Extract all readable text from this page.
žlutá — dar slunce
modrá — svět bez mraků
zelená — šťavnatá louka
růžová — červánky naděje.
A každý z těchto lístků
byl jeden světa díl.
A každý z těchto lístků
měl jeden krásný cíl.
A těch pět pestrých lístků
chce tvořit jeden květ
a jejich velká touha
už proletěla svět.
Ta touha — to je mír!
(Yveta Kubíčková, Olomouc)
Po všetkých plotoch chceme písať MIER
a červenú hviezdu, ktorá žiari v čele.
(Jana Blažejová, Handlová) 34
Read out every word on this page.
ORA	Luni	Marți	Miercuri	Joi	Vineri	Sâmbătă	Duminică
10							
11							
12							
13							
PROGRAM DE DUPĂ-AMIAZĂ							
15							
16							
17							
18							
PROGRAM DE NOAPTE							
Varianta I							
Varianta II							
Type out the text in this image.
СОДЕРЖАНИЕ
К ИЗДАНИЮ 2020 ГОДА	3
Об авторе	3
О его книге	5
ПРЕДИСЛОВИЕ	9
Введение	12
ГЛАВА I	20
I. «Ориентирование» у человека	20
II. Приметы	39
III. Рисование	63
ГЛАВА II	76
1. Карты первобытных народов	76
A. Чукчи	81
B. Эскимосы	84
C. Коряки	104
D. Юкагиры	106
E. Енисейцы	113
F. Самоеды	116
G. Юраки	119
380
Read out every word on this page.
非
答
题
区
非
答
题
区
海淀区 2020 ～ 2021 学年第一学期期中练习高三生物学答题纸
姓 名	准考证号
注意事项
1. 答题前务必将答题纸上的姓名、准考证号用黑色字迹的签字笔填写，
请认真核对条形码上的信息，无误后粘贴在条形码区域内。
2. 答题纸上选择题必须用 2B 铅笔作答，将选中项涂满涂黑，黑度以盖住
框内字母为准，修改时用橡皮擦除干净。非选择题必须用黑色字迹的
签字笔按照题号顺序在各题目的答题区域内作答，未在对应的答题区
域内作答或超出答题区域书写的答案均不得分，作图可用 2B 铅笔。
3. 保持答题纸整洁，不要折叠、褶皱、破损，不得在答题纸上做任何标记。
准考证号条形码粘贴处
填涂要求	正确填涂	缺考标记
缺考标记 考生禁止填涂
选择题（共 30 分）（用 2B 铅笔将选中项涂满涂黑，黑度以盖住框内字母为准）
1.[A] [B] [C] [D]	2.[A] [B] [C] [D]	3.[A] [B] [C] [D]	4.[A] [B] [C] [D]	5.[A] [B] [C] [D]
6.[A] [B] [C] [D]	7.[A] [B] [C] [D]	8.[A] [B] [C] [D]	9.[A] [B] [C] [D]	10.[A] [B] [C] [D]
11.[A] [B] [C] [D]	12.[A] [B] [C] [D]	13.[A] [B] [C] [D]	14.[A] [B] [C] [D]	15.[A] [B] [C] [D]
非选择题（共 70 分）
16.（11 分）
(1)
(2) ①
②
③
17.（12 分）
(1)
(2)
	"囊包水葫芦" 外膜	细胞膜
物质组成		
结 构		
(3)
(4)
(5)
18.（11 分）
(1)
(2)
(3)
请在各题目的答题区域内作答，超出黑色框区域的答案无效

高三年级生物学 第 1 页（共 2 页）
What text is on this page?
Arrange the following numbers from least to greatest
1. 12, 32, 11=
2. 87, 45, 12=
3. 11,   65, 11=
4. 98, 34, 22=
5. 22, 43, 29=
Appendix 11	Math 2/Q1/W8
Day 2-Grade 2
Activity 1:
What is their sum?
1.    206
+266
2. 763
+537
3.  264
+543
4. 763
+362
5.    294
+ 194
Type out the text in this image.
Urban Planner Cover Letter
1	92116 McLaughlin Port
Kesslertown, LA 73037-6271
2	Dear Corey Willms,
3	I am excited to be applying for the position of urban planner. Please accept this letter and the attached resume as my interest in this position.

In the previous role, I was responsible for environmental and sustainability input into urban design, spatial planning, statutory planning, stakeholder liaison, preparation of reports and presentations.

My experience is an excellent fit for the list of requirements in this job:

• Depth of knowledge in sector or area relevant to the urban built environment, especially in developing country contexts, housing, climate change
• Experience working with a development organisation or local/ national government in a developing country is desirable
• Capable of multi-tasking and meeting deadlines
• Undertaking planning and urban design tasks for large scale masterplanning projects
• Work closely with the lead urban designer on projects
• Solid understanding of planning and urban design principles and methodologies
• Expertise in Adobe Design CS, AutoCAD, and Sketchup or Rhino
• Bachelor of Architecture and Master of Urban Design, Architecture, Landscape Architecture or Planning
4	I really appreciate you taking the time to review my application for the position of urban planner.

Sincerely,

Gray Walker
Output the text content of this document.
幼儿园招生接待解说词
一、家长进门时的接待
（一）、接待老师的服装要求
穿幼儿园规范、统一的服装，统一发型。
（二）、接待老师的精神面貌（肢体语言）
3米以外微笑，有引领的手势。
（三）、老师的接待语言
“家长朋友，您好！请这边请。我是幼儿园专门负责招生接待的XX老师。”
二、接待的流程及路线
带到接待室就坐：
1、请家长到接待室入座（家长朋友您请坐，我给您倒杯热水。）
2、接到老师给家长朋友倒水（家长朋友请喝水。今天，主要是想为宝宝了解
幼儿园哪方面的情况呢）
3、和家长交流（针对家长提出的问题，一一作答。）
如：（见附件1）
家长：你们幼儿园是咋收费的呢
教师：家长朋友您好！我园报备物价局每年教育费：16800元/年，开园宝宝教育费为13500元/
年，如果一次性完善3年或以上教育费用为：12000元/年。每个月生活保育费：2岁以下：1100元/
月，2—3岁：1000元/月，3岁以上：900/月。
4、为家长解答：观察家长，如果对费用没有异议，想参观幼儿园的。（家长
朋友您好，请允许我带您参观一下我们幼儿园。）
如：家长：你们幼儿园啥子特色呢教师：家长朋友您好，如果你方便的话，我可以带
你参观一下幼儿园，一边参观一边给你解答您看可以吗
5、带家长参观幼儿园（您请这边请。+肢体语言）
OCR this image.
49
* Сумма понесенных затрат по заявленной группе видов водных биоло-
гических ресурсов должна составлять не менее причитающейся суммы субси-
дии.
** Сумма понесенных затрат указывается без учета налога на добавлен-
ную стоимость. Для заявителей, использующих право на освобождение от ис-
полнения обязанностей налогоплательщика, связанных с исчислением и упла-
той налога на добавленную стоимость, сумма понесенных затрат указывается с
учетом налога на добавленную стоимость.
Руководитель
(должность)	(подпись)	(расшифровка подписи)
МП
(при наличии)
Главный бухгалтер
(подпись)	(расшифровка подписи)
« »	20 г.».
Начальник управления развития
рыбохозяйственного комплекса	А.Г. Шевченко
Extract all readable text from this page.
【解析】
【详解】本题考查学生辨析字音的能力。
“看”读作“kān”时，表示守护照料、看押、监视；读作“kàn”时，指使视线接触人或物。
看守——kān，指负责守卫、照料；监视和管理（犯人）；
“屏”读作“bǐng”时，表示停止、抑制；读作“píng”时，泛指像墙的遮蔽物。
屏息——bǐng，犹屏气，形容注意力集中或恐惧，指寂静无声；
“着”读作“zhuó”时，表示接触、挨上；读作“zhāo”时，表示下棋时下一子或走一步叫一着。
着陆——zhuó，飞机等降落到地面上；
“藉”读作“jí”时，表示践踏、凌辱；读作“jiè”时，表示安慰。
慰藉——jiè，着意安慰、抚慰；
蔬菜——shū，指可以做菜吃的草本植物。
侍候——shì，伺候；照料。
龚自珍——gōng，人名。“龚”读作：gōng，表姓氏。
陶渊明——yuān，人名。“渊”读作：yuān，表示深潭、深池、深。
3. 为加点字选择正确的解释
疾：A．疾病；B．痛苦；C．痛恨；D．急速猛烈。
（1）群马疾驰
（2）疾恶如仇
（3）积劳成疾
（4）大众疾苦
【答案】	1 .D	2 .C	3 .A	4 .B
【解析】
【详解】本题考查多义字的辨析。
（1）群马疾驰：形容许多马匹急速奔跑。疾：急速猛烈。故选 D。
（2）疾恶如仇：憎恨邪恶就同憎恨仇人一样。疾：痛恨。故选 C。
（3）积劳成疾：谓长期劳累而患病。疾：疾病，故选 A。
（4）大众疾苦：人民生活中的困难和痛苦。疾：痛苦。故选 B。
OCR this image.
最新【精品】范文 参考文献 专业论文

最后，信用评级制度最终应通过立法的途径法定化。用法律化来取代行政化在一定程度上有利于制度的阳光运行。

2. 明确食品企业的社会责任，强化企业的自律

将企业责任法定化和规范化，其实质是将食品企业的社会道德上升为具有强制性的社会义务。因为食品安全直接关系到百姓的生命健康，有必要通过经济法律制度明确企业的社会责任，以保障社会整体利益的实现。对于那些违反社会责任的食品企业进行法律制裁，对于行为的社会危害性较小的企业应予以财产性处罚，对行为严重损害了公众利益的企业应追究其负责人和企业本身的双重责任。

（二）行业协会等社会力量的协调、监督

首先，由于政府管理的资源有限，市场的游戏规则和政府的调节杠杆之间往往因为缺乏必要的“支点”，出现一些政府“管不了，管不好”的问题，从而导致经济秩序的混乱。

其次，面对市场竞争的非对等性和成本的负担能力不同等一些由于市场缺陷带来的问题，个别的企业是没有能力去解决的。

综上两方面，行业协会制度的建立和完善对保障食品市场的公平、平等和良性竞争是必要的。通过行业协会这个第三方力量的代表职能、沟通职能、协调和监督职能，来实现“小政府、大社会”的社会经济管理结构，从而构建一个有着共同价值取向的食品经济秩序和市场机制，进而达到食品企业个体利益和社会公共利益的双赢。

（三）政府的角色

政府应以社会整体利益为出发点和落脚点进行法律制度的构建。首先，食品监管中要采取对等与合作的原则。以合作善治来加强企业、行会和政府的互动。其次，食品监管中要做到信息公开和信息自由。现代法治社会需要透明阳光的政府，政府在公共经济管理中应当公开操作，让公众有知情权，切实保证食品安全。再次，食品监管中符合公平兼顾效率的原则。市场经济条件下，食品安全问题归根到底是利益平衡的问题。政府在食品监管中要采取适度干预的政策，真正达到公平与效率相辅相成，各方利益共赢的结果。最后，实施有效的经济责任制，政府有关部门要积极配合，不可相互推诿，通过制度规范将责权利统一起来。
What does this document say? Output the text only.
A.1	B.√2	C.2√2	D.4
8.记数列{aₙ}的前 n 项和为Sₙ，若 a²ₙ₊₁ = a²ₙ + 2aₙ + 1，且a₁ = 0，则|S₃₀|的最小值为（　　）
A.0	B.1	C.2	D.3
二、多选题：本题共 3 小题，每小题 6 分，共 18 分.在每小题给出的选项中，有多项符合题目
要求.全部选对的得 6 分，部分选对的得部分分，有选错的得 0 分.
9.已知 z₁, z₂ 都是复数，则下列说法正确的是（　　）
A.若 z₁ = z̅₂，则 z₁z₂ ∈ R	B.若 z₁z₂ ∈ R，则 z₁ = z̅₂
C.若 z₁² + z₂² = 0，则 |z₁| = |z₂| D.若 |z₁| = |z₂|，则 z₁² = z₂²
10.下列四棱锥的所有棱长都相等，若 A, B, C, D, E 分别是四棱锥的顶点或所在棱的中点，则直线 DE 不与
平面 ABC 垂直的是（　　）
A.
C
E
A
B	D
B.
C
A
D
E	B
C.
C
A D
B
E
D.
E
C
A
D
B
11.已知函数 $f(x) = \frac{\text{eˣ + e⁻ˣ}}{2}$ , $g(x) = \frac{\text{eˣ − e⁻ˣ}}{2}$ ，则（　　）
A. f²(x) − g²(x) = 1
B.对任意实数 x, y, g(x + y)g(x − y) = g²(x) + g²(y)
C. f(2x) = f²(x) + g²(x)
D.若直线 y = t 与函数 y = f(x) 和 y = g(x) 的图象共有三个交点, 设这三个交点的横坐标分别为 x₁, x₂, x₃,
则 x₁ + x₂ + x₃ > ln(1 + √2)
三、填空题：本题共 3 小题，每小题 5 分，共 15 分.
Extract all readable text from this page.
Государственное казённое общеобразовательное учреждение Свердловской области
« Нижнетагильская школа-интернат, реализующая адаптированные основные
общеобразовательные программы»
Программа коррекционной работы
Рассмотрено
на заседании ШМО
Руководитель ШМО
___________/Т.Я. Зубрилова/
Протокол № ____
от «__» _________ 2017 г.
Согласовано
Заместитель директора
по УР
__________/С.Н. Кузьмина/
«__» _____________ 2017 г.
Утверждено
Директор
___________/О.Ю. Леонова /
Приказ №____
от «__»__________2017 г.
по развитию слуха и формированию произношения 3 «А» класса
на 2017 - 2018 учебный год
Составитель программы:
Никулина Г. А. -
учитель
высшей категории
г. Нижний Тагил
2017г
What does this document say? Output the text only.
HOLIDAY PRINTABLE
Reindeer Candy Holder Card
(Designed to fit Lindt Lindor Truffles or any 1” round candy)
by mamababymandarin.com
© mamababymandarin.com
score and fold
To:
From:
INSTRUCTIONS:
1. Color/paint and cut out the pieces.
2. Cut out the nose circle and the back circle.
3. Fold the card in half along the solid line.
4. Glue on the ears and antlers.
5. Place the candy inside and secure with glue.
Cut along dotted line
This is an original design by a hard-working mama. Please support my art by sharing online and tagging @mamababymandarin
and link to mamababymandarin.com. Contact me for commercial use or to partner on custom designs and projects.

===

Given exercise: Gather all lines from the listing above in which "стоимость" occurs.

In response:
ную стоимость. Для заявителей, использующих право на освобождение от ис-
той налога на добавленную стоимость, сумма понесенных затрат указывается с
учетом налога на добавленную стоимость.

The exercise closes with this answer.